## Requirements
Pull out from the material below all lines with "Secret".

Stored data:
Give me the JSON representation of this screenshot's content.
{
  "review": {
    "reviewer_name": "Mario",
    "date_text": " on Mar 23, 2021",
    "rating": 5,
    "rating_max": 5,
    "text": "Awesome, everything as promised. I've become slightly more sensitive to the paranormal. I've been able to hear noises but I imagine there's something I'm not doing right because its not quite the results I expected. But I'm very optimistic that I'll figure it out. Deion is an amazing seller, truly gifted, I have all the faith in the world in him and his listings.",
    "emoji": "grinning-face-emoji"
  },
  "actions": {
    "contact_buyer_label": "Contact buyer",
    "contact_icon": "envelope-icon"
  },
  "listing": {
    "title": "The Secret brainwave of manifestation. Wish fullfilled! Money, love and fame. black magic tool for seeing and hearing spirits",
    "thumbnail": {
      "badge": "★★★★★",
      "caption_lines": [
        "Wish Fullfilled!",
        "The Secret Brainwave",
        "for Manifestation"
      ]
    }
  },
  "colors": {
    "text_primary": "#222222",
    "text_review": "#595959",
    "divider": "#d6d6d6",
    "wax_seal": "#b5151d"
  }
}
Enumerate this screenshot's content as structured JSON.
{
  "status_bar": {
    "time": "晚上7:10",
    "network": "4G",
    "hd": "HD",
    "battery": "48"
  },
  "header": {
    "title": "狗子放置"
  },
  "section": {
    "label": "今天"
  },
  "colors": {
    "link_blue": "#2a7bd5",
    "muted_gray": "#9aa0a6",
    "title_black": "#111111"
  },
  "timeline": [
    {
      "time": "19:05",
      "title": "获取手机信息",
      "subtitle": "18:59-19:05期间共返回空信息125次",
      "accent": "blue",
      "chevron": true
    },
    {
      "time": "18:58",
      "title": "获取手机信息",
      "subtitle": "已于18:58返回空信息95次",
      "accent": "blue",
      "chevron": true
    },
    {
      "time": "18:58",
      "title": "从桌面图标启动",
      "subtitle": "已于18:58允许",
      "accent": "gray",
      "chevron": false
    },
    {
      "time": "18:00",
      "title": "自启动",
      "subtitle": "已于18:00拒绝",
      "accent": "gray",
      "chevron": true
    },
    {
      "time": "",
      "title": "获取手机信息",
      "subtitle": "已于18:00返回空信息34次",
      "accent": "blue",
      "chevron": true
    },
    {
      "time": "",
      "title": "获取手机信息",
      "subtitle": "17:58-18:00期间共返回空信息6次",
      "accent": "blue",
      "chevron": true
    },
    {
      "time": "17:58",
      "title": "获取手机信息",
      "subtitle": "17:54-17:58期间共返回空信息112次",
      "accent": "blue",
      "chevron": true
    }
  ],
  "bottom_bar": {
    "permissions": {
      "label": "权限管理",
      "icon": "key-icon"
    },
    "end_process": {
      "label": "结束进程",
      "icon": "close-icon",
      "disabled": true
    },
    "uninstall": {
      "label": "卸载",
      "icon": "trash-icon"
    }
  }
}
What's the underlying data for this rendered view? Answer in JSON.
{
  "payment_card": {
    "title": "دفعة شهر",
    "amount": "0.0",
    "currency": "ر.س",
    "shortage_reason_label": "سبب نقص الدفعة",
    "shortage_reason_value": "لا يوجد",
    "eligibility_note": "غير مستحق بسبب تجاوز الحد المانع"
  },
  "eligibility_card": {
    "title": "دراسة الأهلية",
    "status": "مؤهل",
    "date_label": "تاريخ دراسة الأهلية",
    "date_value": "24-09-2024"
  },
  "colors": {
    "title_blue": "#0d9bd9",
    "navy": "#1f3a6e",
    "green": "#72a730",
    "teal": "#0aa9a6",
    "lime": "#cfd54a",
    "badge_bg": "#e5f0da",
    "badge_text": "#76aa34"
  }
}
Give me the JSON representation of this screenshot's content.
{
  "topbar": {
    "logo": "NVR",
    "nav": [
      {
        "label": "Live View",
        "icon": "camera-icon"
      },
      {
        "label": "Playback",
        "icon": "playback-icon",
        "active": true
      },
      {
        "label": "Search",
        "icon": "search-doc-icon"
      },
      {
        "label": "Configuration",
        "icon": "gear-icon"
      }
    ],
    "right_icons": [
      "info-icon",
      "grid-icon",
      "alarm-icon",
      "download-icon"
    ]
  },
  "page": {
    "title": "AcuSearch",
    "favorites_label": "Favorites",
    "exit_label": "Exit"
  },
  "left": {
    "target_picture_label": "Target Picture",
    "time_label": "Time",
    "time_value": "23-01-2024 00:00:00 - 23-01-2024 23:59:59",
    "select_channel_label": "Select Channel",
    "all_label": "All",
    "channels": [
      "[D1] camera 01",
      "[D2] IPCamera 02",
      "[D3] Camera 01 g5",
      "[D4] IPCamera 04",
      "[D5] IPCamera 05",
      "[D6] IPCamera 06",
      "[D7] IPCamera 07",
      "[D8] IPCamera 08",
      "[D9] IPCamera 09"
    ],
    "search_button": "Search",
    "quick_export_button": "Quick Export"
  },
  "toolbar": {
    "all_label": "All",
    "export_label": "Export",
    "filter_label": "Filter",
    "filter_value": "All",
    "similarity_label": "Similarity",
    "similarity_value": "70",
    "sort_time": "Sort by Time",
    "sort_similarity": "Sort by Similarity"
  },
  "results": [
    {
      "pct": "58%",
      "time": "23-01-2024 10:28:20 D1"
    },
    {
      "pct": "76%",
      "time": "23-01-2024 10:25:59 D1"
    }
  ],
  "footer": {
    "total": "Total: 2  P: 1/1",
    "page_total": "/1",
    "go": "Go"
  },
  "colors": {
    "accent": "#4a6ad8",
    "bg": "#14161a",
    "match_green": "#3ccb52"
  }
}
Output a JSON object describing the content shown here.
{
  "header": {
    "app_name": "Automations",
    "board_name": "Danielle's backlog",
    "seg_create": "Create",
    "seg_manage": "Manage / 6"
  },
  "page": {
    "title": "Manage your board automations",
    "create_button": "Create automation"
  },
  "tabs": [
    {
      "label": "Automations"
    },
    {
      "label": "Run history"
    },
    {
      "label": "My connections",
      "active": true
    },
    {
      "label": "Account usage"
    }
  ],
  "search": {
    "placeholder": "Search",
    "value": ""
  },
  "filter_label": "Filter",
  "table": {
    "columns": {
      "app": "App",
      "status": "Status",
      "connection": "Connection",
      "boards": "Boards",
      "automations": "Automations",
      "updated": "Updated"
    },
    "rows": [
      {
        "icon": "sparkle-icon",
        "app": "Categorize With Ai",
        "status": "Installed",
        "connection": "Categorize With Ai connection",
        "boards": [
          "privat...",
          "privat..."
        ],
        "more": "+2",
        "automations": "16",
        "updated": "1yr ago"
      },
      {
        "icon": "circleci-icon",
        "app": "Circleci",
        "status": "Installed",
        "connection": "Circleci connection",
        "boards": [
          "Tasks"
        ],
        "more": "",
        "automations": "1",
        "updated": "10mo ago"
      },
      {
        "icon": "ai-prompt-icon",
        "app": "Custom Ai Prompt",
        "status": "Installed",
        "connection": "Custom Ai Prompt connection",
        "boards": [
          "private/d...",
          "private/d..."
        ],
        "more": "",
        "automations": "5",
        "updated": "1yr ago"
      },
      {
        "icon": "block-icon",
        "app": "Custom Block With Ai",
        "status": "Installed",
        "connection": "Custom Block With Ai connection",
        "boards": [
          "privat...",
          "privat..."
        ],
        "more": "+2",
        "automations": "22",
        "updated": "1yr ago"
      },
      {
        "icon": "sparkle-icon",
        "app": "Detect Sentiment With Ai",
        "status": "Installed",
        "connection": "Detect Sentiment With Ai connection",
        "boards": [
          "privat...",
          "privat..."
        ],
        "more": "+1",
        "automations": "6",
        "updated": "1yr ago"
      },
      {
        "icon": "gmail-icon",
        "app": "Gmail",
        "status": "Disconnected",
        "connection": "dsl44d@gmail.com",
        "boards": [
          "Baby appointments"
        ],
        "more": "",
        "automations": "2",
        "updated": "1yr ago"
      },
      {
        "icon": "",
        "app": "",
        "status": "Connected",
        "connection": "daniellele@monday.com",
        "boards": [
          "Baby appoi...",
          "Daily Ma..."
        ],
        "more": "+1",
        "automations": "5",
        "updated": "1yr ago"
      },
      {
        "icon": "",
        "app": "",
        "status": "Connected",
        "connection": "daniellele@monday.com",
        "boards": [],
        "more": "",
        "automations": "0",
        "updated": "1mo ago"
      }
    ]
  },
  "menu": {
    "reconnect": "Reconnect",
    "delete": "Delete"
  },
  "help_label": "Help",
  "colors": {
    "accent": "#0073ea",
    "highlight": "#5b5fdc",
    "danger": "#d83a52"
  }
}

## Exercise response
    "title": "The Secret brainwave of manifestation. Wish fullfilled! Money, love and fame. black magic tool for seeing and hearing spirits",
        "The Secret Brainwave",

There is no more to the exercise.